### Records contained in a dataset
□ □ □ □ □ □ □
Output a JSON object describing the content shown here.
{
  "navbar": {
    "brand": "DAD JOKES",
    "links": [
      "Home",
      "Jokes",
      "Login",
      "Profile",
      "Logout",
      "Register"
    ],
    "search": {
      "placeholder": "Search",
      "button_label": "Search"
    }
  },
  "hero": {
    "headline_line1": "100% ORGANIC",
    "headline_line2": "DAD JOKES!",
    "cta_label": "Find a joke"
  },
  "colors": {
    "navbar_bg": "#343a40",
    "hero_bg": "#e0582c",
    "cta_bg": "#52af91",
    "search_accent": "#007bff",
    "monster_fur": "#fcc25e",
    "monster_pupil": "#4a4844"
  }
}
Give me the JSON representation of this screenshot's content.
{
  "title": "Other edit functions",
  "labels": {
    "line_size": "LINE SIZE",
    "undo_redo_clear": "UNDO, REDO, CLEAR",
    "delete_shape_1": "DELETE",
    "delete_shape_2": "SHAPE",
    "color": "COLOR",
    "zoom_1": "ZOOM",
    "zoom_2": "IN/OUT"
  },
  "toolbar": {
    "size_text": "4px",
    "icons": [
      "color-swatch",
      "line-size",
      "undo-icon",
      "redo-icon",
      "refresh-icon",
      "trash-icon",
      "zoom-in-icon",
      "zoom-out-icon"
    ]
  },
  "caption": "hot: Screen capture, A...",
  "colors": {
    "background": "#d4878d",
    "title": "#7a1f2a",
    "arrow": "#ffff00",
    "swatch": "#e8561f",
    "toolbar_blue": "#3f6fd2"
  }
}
□ □ □ □ □ □ □
### Task goal
Report the number of lines in the listing where the string "content" appears, and nothing besides.

### Result of the task
2